» TASK STATEMENT: Down to the last line, retype the records below exactly and skip the pictures.

[Figure record listings]
+===+

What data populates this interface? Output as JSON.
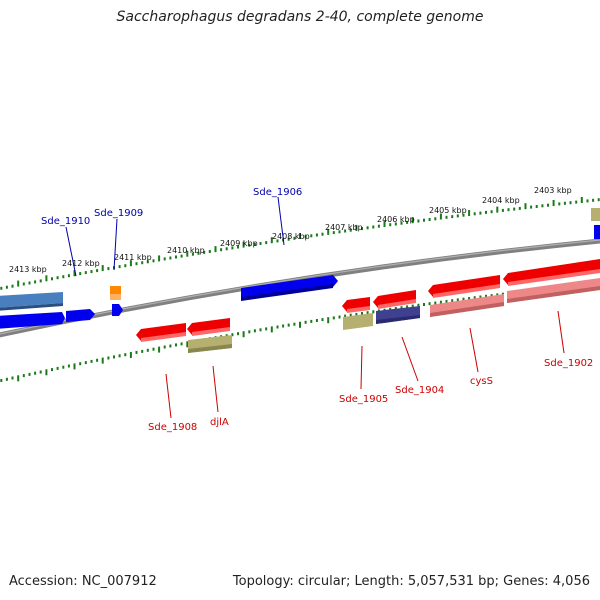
{
  "title": "Saccharophagus degradans 2-40, complete genome",
  "footer": {
    "accession": "Accession: NC_007912",
    "summary": "Topology: circular; Length: 5,057,531 bp; Genes: 4,056"
  },
  "colors": {
    "backbone": "#808080",
    "tick": "#1a7a1a",
    "label_top": "#0000aa",
    "label_bottom": "#cc0000",
    "gene_blue": "#0000ee",
    "gene_steel": "#4a7fbf",
    "gene_orange": "#ff8800",
    "gene_red": "#ee0000",
    "gene_pink": "#ee8888",
    "gene_khaki": "#b5b070",
    "gene_navy": "#404090"
  },
  "kbp_labels": [
    "2413 kbp",
    "2412 kbp",
    "2411 kbp",
    "2410 kbp",
    "2409 kbp",
    "2408 kbp",
    "2407 kbp",
    "2406 kbp",
    "2405 kbp",
    "2404 kbp",
    "2403 kbp"
  ],
  "gene_labels_top": [
    "Sde_1910",
    "Sde_1909",
    "Sde_1906"
  ],
  "gene_labels_bottom": [
    "Sde_1908",
    "djlA",
    "Sde_1905",
    "Sde_1904",
    "cysS",
    "Sde_1902"
  ]
}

+===+

» TASK RESPONSE:
What data populates this interface? Output as JSON.
{
  "title": "Saccharophagus degradans 2-40, complete genome",
  "footer": {
    "accession": "Accession: NC_007912",
    "summary": "Topology: circular; Length: 5,057,531 bp; Genes: 4,056"
  },
  "colors": {
    "backbone": "#808080",
    "tick": "#1a7a1a",
    "label_top": "#0000aa",
    "label_bottom": "#cc0000",
    "gene_blue": "#0000ee",
    "gene_steel": "#4a7fbf",
    "gene_orange": "#ff8800",
    "gene_red": "#ee0000",
    "gene_pink": "#ee8888",
    "gene_khaki": "#b5b070",
    "gene_navy": "#404090"
  },
  "kbp_labels": [
    "2413 kbp",
    "2412 kbp",
    "2411 kbp",
    "2410 kbp",
    "2409 kbp",
    "2408 kbp",
    "2407 kbp",
    "2406 kbp",
    "2405 kbp",
    "2404 kbp",
    "2403 kbp"
  ],
  "gene_labels_top": [
    "Sde_1910",
    "Sde_1909",
    "Sde_1906"
  ],
  "gene_labels_bottom": [
    "Sde_1908",
    "djlA",
    "Sde_1905",
    "Sde_1904",
    "cysS",
    "Sde_1902"
  ]
}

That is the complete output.